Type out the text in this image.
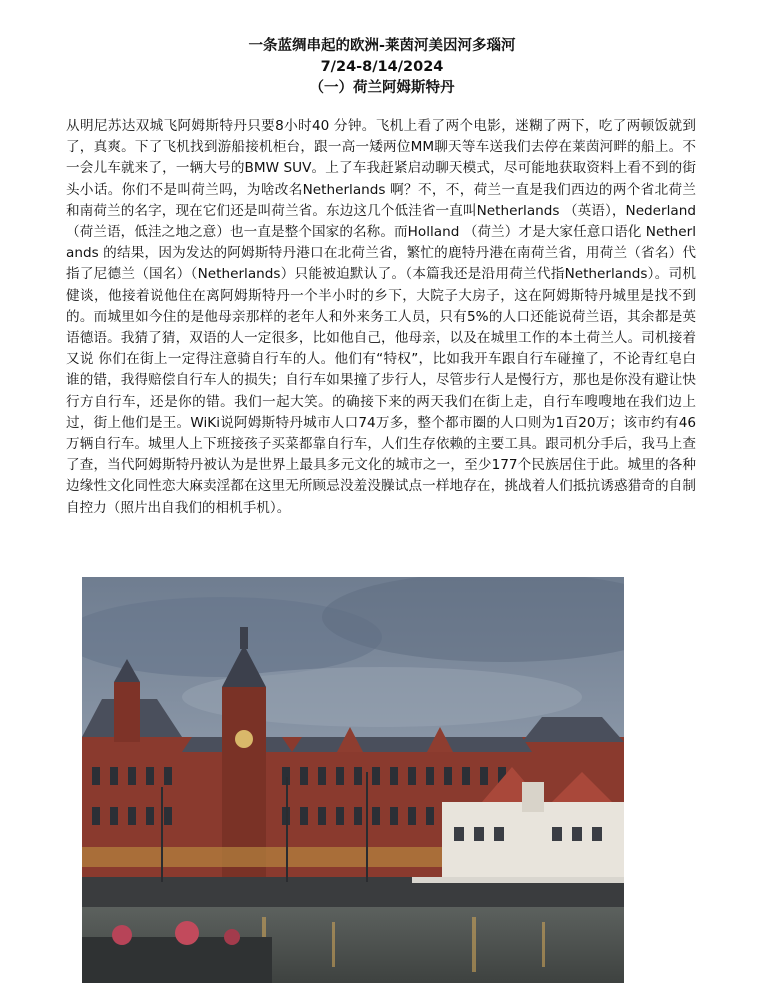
一条蓝绸串起的欧洲-莱茵河美因河多瑙河
7/24-8/14/2024
（一）荷兰阿姆斯特丹

从明尼苏达双城飞阿姆斯特丹只要8小时40 分钟。飞机上看了两个电影，迷糊了两下，吃了两顿饭就到了，真爽。下了飞机找到游船接机柜台，跟一高一矮两位MM聊天等车送我们去停在莱茵河畔的船上。不一会儿车就来了，一辆大号的BMW SUV。上了车我赶紧启动聊天模式，尽可能地获取资料上看不到的街头小话。你们不是叫荷兰吗，为啥改名Netherlands 啊？不，不，荷兰一直是我们西边的两个省北荷兰和南荷兰的名字，现在它们还是叫荷兰省。东边这几个低洼省一直叫Netherlands （英语），Nederland （荷兰语，低洼之地之意）也一直是整个国家的名称。而Holland （荷兰）才是大家任意口语化 Netherlands 的结果，因为发达的阿姆斯特丹港口在北荷兰省，繁忙的鹿特丹港在南荷兰省，用荷兰（省名）代指了尼德兰（国名）（Netherlands）只能被迫默认了。（本篇我还是沿用荷兰代指Netherlands）。司机健谈，他接着说他住在离阿姆斯特丹一个半小时的乡下，大院子大房子，这在阿姆斯特丹城里是找不到的。而城里如今住的是他母亲那样的老年人和外来务工人员，只有5%的人口还能说荷兰语，其余都是英语德语。我猜了猜，双语的人一定很多，比如他自己，他母亲，以及在城里工作的本土荷兰人。司机接着又说 你们在街上一定得注意骑自行车的人。他们有“特权”，比如我开车跟自行车碰撞了，不论青红皂白谁的错，我得赔偿自行车人的损失；自行车如果撞了步行人，尽管步行人是慢行方，那也是你没有避让快行方自行车，还是你的错。我们一起大笑。的确接下来的两天我们在街上走，自行车嗖嗖地在我们边上过，街上他们是王。WiKi说阿姆斯特丹城市人口74万多，整个都市圈的人口则为1百20万；该市约有46万辆自行车。城里人上下班接孩子买菜都靠自行车，人们生存依赖的主要工具。跟司机分手后，我马上查了查，当代阿姆斯特丹被认为是世界上最具多元文化的城市之一，至少177个民族居住于此。城里的各种边缘性文化同性恋大麻卖淫都在这里无所顾忌没羞没臊试点一样地存在，挑战着人们抵抗诱惑猎奇的自制自控力（照片出自我们的相机手机）。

□ □ □ □ □

=== OBJECTIVE ===
Repeat the records above exactly, leaving out the pictures.

=== TASK SOLUTION ===
Type out the text in this image.
一条蓝绸串起的欧洲-莱茵河美因河多瑙河
7/24-8/14/2024
（一）荷兰阿姆斯特丹

从明尼苏达双城飞阿姆斯特丹只要8小时40 分钟。飞机上看了两个电影，迷糊了两下，吃了两顿饭就到了，真爽。下了飞机找到游船接机柜台，跟一高一矮两位MM聊天等车送我们去停在莱茵河畔的船上。不一会儿车就来了，一辆大号的BMW SUV。上了车我赶紧启动聊天模式，尽可能地获取资料上看不到的街头小话。你们不是叫荷兰吗，为啥改名Netherlands 啊？不，不，荷兰一直是我们西边的两个省北荷兰和南荷兰的名字，现在它们还是叫荷兰省。东边这几个低洼省一直叫Netherlands （英语），Nederland （荷兰语，低洼之地之意）也一直是整个国家的名称。而Holland （荷兰）才是大家任意口语化 Netherlands 的结果，因为发达的阿姆斯特丹港口在北荷兰省，繁忙的鹿特丹港在南荷兰省，用荷兰（省名）代指了尼德兰（国名）（Netherlands）只能被迫默认了。（本篇我还是沿用荷兰代指Netherlands）。司机健谈，他接着说他住在离阿姆斯特丹一个半小时的乡下，大院子大房子，这在阿姆斯特丹城里是找不到的。而城里如今住的是他母亲那样的老年人和外来务工人员，只有5%的人口还能说荷兰语，其余都是英语德语。我猜了猜，双语的人一定很多，比如他自己，他母亲，以及在城里工作的本土荷兰人。司机接着又说 你们在街上一定得注意骑自行车的人。他们有“特权”，比如我开车跟自行车碰撞了，不论青红皂白谁的错，我得赔偿自行车人的损失；自行车如果撞了步行人，尽管步行人是慢行方，那也是你没有避让快行方自行车，还是你的错。我们一起大笑。的确接下来的两天我们在街上走，自行车嗖嗖地在我们边上过，街上他们是王。WiKi说阿姆斯特丹城市人口74万多，整个都市圈的人口则为1百20万；该市约有46万辆自行车。城里人上下班接孩子买菜都靠自行车，人们生存依赖的主要工具。跟司机分手后，我马上查了查，当代阿姆斯特丹被认为是世界上最具多元文化的城市之一，至少177个民族居住于此。城里的各种边缘性文化同性恋大麻卖淫都在这里无所顾忌没羞没臊试点一样地存在，挑战着人们抵抗诱惑猎奇的自制自控力（照片出自我们的相机手机）。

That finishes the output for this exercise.